_Problem requirements_:
Identify all lines in the data containing the string "name". Copy them out.

┌──

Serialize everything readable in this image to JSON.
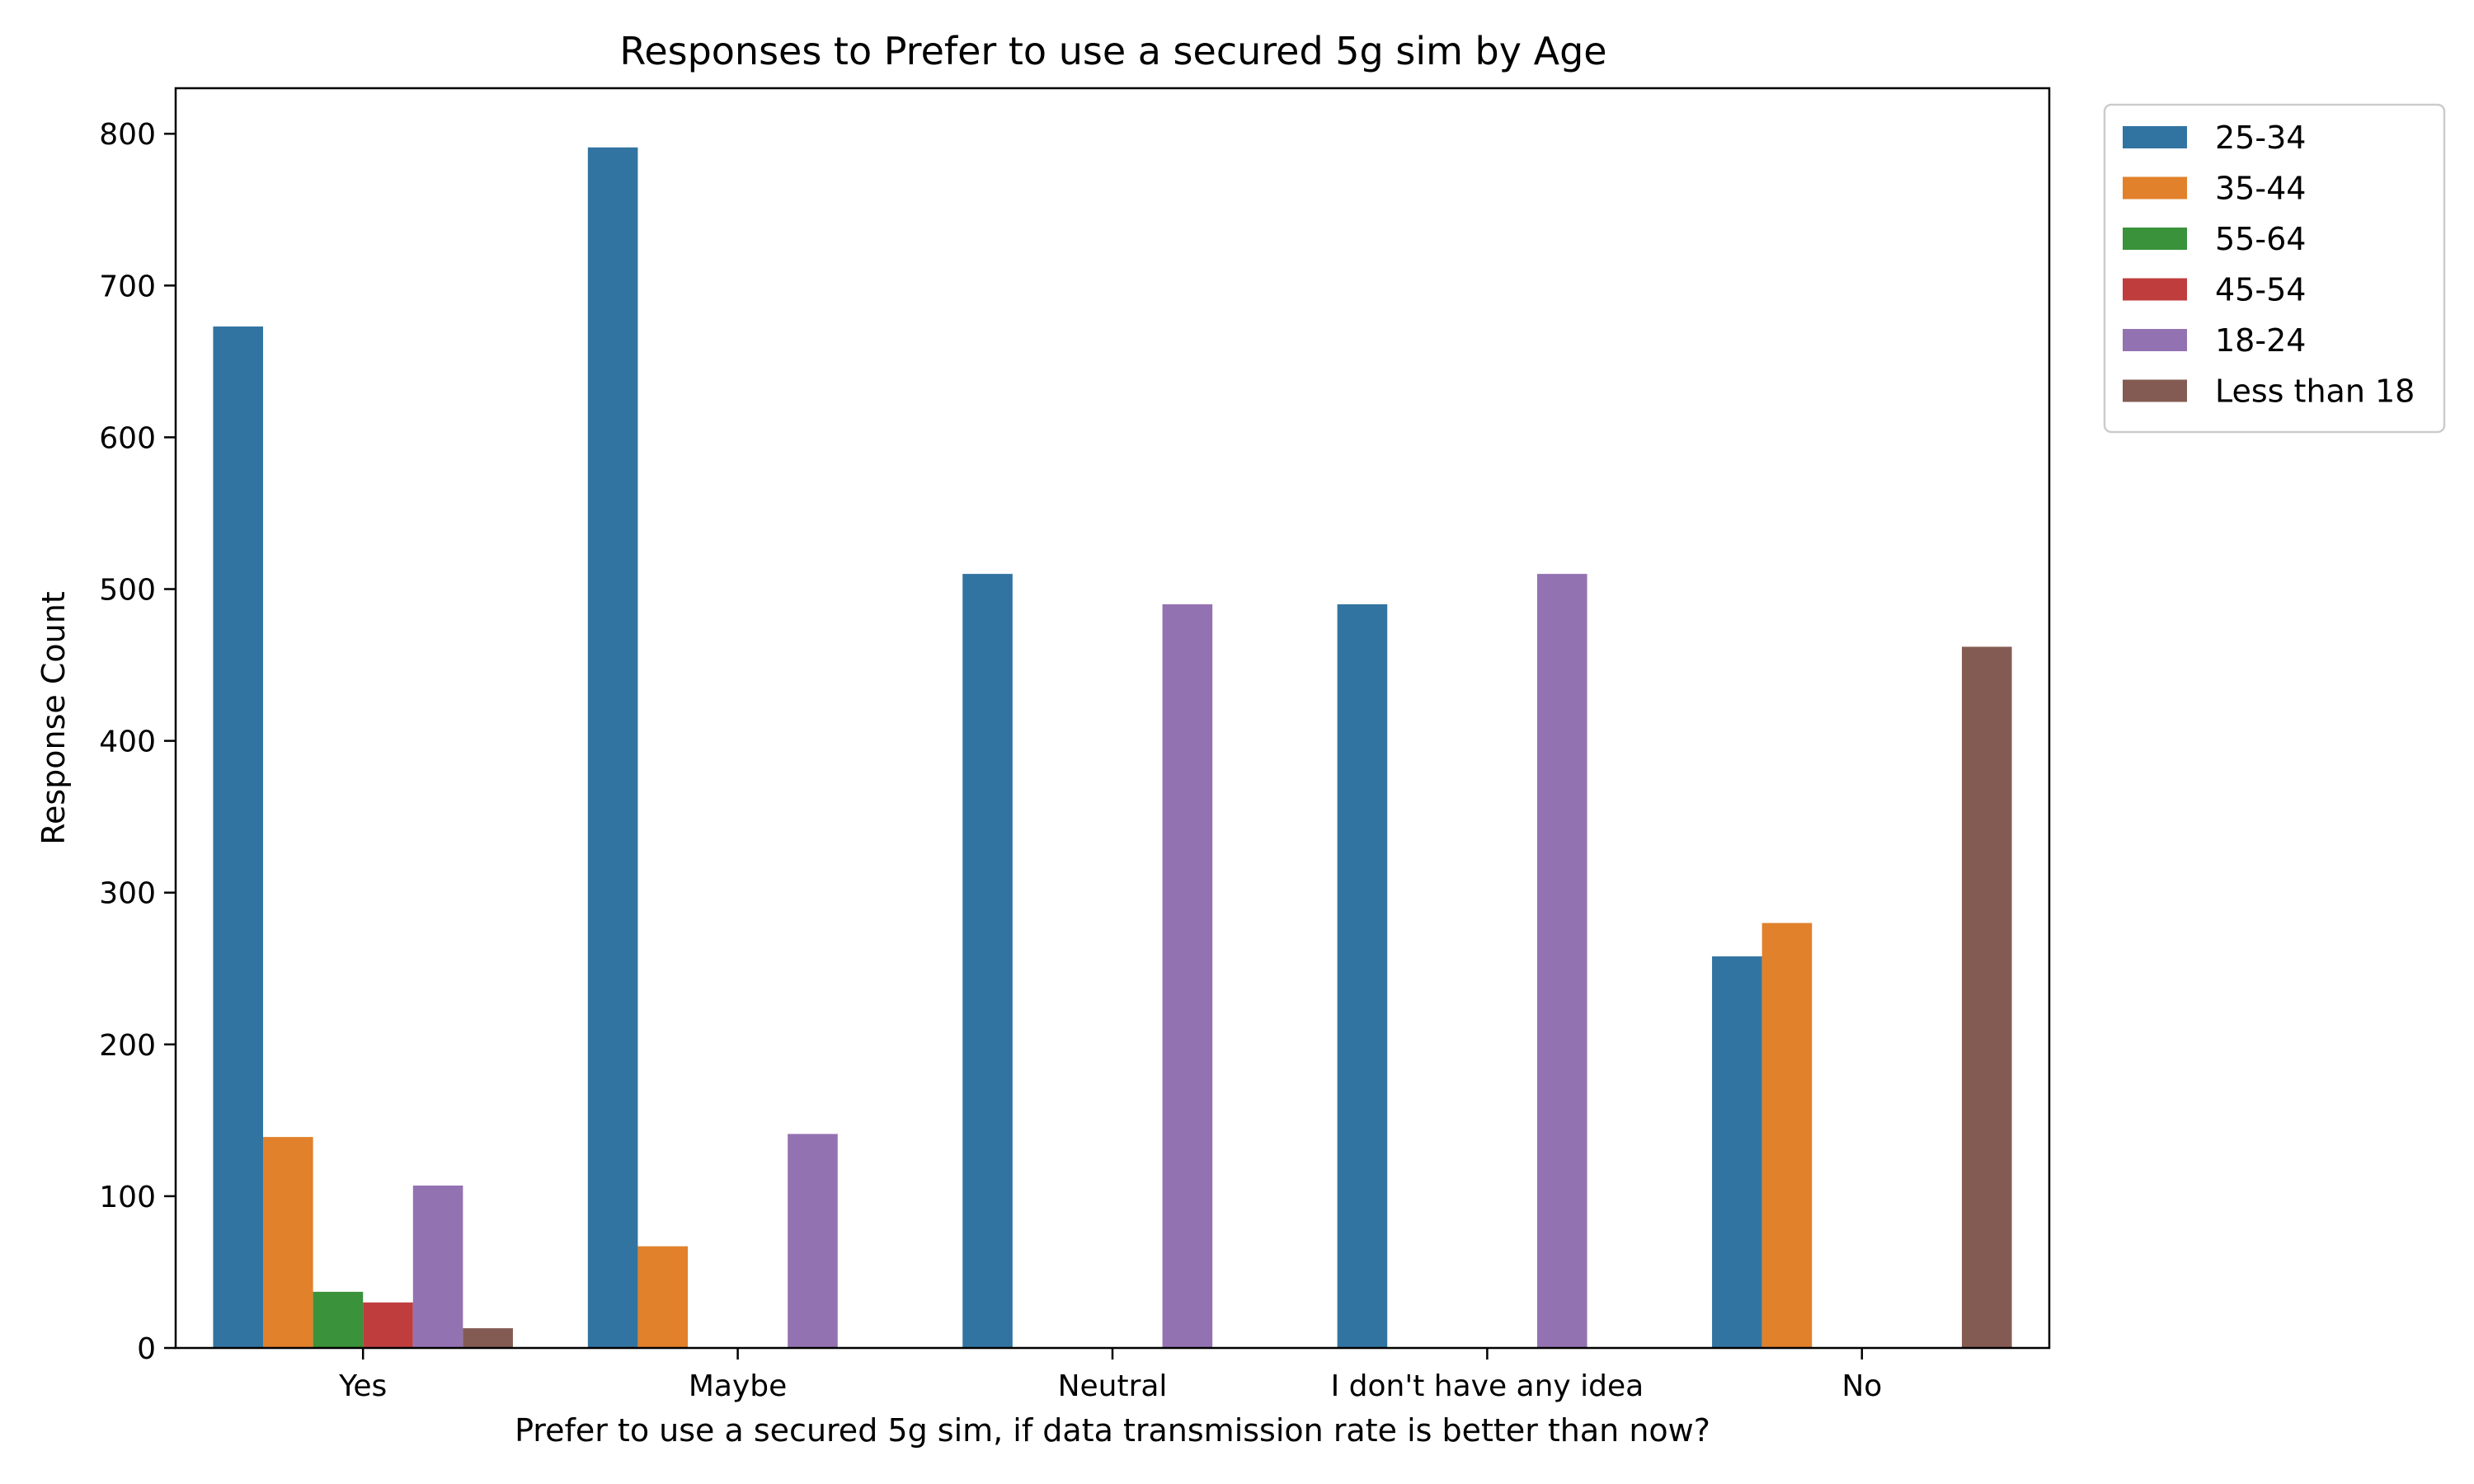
{
  "chart_data": {
    "type": "bar",
    "title": "Responses to Prefer to use a secured 5g sim by Age",
    "xlabel": "Prefer to use a secured 5g sim, if data transmission rate is better than now?",
    "ylabel": "Response Count",
    "ylim": [
      0,
      830
    ],
    "yticks": [
      0,
      100,
      200,
      300,
      400,
      500,
      600,
      700,
      800
    ],
    "categories": [
      "Yes",
      "Maybe",
      "Neutral",
      "I don't have any idea",
      "No"
    ],
    "series": [
      {
        "name": "25-34",
        "color": "#3274a1",
        "values": [
          673,
          791,
          510,
          490,
          258
        ]
      },
      {
        "name": "35-44",
        "color": "#e1812c",
        "values": [
          139,
          67,
          0,
          0,
          280
        ]
      },
      {
        "name": "55-64",
        "color": "#3a923a",
        "values": [
          37,
          0,
          0,
          0,
          0
        ]
      },
      {
        "name": "45-54",
        "color": "#c03d3e",
        "values": [
          30,
          0,
          0,
          0,
          0
        ]
      },
      {
        "name": "18-24",
        "color": "#9372b2",
        "values": [
          107,
          141,
          490,
          510,
          0
        ]
      },
      {
        "name": "Less than 18",
        "color": "#845b53",
        "values": [
          13,
          0,
          0,
          0,
          462
        ]
      }
    ],
    "legend_position": "upper-right-outside",
    "grid": false
  }
}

└──

_Solution below_:
        "name": "25-34",
        "name": "35-44",
        "name": "55-64",
        "name": "45-54",
        "name": "18-24",
        "name": "Less than 18",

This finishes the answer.